*Supplied data:*
** Start **
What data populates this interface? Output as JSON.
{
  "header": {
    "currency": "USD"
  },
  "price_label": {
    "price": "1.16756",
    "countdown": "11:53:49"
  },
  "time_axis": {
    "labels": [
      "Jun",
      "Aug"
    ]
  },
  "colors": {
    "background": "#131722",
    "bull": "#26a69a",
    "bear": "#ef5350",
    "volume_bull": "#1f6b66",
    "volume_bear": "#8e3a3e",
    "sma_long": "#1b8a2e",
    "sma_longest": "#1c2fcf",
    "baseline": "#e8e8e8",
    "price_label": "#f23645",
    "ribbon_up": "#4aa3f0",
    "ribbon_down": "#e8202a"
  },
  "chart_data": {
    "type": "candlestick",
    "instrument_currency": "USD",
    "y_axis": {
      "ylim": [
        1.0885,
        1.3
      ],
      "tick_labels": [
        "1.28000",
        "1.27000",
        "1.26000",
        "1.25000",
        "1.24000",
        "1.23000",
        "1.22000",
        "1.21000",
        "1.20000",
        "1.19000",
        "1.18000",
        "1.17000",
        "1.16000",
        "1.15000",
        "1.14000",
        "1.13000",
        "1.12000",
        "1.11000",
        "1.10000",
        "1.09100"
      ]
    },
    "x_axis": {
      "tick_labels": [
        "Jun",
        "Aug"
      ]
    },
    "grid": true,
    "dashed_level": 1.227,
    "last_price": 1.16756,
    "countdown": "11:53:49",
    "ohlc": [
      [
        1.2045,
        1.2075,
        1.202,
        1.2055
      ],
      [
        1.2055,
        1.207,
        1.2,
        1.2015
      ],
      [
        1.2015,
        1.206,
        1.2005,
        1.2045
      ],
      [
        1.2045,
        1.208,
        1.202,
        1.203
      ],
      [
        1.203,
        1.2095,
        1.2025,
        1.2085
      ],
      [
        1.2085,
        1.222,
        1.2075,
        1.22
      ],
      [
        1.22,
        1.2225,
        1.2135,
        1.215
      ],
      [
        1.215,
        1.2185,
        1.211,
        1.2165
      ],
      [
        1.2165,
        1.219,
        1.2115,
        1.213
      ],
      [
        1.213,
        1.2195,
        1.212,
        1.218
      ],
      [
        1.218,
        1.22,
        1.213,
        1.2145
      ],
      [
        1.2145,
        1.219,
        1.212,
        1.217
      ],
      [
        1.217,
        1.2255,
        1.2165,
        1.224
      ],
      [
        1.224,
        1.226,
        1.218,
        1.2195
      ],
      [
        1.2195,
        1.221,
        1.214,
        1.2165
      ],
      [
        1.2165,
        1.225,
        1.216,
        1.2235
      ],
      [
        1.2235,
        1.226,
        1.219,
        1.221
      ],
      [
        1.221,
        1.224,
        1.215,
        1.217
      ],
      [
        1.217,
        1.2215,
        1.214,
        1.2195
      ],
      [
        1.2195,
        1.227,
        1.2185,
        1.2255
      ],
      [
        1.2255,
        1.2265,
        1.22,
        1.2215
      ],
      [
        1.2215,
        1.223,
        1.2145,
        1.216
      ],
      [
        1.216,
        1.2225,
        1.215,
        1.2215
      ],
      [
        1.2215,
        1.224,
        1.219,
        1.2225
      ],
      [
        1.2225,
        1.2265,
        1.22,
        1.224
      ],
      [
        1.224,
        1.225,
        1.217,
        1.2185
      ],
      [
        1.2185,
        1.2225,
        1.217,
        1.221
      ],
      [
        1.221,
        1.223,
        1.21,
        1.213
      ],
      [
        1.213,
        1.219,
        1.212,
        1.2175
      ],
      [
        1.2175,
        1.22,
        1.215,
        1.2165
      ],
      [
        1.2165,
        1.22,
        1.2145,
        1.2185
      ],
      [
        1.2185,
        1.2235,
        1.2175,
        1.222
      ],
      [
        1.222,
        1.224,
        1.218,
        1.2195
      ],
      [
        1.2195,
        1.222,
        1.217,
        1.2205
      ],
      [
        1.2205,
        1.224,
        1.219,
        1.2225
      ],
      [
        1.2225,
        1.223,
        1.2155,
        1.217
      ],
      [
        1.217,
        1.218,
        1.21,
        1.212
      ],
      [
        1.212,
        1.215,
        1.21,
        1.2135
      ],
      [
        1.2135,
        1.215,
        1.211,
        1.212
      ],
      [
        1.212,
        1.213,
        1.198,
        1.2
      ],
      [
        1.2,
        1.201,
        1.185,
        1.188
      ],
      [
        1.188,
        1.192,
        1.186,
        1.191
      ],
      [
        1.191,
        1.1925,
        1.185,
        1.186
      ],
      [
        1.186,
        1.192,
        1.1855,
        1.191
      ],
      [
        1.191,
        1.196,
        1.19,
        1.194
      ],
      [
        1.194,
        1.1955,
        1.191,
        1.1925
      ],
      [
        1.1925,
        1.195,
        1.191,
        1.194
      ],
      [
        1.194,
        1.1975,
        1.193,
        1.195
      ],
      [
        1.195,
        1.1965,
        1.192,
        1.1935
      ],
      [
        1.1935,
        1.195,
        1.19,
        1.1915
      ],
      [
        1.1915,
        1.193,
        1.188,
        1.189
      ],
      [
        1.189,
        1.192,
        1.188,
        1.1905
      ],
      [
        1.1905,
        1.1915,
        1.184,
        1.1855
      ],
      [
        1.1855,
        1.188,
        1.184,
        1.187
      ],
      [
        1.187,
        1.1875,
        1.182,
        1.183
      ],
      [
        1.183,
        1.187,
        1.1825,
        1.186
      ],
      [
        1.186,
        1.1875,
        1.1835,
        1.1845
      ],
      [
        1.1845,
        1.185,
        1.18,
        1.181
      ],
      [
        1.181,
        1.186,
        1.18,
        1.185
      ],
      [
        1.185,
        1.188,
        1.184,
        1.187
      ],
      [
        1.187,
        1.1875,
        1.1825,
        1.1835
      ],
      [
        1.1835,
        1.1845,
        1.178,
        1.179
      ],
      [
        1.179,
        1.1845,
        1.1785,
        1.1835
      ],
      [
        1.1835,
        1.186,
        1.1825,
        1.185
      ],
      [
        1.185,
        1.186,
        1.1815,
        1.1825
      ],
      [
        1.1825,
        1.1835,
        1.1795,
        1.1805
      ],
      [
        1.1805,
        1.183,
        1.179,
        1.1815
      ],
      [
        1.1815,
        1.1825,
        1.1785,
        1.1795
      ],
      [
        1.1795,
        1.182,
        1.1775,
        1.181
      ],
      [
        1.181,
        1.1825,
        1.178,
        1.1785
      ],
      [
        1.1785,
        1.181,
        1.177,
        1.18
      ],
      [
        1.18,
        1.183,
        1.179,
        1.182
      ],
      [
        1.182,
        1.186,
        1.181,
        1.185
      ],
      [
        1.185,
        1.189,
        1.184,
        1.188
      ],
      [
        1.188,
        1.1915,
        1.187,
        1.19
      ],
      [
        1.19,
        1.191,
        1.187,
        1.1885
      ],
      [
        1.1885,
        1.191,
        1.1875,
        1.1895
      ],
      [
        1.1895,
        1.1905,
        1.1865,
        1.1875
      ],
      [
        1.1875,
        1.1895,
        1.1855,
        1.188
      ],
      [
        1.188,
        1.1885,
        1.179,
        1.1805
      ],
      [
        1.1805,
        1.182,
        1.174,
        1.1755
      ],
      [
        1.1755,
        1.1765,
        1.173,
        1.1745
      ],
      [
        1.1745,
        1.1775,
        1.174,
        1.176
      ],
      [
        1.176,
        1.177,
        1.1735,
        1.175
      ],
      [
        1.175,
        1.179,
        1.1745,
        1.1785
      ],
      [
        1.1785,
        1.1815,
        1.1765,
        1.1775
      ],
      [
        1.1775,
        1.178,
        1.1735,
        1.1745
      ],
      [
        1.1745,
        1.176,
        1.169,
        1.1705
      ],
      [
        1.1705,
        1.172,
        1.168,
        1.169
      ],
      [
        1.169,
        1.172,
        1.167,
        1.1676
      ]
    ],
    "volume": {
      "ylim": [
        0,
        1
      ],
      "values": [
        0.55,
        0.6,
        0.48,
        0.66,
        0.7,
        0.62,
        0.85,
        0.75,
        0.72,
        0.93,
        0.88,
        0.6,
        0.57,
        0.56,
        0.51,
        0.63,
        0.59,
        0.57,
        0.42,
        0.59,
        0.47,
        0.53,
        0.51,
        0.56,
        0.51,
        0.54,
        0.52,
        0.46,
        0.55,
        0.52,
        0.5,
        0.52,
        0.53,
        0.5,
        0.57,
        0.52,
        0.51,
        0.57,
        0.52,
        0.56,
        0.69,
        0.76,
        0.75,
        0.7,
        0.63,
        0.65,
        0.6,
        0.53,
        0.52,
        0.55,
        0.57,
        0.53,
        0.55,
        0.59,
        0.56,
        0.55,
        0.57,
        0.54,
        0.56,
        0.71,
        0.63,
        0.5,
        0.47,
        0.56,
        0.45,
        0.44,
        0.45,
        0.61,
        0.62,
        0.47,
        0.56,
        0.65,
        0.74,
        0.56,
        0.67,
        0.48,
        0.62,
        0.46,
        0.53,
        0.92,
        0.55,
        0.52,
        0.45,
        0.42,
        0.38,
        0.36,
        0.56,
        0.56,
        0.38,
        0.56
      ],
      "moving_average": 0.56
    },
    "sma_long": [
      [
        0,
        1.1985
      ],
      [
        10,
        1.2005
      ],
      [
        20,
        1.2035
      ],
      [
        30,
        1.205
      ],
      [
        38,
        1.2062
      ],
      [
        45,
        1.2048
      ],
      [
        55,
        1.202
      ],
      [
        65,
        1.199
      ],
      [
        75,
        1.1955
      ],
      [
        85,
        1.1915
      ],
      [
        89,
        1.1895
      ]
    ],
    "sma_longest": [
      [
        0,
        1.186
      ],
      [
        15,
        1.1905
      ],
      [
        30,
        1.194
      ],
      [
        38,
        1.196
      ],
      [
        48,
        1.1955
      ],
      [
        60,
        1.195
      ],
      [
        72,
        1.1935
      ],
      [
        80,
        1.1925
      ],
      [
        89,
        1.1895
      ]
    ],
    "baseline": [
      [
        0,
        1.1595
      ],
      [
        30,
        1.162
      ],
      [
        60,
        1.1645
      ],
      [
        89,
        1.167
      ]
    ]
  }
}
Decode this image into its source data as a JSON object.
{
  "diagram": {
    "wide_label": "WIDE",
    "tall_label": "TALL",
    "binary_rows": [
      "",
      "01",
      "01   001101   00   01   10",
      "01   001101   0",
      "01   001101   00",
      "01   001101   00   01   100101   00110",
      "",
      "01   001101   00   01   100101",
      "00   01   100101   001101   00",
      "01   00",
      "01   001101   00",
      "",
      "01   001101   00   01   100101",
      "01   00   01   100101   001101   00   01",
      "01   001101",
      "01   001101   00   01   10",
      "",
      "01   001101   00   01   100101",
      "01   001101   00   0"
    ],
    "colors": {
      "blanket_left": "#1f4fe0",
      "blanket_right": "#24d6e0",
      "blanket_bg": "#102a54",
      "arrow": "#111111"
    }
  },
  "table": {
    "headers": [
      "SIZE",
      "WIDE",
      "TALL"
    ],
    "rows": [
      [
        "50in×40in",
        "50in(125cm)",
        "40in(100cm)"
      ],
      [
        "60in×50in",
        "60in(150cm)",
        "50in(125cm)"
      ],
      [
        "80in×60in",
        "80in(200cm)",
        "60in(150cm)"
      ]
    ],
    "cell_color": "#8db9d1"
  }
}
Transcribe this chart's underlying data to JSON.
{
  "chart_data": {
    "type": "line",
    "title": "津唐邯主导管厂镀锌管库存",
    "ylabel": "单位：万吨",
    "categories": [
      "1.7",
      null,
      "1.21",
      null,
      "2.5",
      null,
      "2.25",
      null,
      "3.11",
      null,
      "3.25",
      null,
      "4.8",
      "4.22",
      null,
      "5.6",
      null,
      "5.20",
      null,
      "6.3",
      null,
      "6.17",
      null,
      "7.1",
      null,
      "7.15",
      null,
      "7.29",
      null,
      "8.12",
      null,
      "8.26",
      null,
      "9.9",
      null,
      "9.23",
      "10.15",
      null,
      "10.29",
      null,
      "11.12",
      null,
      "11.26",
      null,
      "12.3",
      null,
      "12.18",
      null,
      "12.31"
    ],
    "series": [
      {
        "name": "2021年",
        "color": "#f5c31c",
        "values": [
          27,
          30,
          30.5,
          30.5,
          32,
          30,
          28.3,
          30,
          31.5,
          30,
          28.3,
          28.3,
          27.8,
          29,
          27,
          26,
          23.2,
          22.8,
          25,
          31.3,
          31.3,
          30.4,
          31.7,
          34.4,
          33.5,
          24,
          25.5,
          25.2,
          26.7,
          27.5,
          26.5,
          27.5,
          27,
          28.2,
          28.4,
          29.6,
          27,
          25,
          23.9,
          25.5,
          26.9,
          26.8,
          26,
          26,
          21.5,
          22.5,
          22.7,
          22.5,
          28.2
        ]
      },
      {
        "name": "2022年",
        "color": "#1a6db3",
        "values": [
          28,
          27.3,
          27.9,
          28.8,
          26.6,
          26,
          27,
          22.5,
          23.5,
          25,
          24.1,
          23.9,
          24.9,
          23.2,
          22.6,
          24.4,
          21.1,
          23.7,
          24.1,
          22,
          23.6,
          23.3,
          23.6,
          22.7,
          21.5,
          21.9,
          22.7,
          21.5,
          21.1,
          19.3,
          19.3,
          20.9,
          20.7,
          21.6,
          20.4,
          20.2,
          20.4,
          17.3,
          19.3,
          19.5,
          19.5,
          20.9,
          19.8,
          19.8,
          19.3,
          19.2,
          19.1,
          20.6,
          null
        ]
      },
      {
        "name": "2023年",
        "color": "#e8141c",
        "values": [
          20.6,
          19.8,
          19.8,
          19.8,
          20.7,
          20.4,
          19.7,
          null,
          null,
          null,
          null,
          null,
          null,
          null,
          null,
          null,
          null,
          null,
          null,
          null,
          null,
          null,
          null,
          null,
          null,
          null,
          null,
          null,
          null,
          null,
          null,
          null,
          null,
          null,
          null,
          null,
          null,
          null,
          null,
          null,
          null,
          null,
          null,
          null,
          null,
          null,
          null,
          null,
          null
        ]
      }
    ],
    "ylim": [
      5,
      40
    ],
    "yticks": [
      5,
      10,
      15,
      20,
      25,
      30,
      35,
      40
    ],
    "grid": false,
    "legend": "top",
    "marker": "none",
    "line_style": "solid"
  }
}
** End **
From the data above, pick out each line containing "this" and copy it.

*Reply to the task:*
What data populates this interface? Output as JSON.
Decode this image into its source data as a JSON object.
Transcribe this chart's underlying data to JSON.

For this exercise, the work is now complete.